> **Task brief**
Lines containing the word "state" are the ones to copy from the records below.

(Recorded data)
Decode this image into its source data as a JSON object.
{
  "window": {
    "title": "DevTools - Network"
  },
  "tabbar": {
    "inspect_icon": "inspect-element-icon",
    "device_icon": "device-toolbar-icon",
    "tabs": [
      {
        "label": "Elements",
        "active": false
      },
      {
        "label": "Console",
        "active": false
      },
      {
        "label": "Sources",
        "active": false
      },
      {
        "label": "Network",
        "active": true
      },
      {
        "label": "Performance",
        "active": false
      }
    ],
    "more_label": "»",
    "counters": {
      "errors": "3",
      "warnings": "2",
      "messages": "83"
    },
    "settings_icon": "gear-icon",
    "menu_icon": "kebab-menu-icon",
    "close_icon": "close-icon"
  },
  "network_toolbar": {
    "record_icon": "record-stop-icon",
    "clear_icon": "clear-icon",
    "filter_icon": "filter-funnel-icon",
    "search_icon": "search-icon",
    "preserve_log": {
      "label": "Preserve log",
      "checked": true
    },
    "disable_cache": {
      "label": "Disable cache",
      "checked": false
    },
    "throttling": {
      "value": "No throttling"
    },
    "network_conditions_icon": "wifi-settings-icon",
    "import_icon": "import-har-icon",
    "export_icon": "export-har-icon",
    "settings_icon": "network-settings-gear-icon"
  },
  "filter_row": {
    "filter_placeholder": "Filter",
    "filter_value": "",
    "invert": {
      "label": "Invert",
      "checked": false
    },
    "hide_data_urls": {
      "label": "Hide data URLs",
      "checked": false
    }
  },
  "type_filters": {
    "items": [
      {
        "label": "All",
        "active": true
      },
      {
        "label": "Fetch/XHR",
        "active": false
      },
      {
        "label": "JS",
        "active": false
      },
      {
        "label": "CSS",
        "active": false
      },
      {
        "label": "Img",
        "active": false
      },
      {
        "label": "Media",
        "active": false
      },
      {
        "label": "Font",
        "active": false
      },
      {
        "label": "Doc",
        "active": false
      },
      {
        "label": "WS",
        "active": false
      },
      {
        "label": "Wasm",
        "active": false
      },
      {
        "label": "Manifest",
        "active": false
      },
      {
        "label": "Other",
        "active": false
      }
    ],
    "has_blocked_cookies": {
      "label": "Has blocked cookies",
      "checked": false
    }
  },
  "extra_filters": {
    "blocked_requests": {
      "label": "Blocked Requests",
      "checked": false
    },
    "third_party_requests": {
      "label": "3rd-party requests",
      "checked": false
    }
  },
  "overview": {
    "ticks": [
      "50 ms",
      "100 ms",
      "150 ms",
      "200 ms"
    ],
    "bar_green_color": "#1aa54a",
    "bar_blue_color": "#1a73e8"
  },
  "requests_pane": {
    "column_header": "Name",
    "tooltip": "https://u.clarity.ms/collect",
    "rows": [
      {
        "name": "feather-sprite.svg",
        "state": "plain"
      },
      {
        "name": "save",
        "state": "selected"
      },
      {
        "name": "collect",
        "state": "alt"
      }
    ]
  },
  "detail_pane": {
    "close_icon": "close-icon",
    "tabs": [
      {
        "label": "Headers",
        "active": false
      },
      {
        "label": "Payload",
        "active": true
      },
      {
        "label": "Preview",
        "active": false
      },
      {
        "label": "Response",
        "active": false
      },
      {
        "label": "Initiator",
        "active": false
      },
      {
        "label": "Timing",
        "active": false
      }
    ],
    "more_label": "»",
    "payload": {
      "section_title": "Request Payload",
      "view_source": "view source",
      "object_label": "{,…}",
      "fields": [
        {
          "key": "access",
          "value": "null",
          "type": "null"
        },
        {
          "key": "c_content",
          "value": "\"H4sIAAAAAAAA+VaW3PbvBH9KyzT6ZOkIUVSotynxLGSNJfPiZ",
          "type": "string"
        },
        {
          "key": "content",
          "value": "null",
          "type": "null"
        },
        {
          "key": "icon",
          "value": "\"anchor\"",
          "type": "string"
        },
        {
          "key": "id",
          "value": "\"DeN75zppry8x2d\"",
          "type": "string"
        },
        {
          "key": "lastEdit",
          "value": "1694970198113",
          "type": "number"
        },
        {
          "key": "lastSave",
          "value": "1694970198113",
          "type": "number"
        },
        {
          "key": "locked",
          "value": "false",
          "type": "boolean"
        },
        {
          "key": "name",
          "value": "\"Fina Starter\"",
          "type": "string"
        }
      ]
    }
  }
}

> **Answer in full**
        "state": "plain"
        "state": "selected"
        "state": "alt"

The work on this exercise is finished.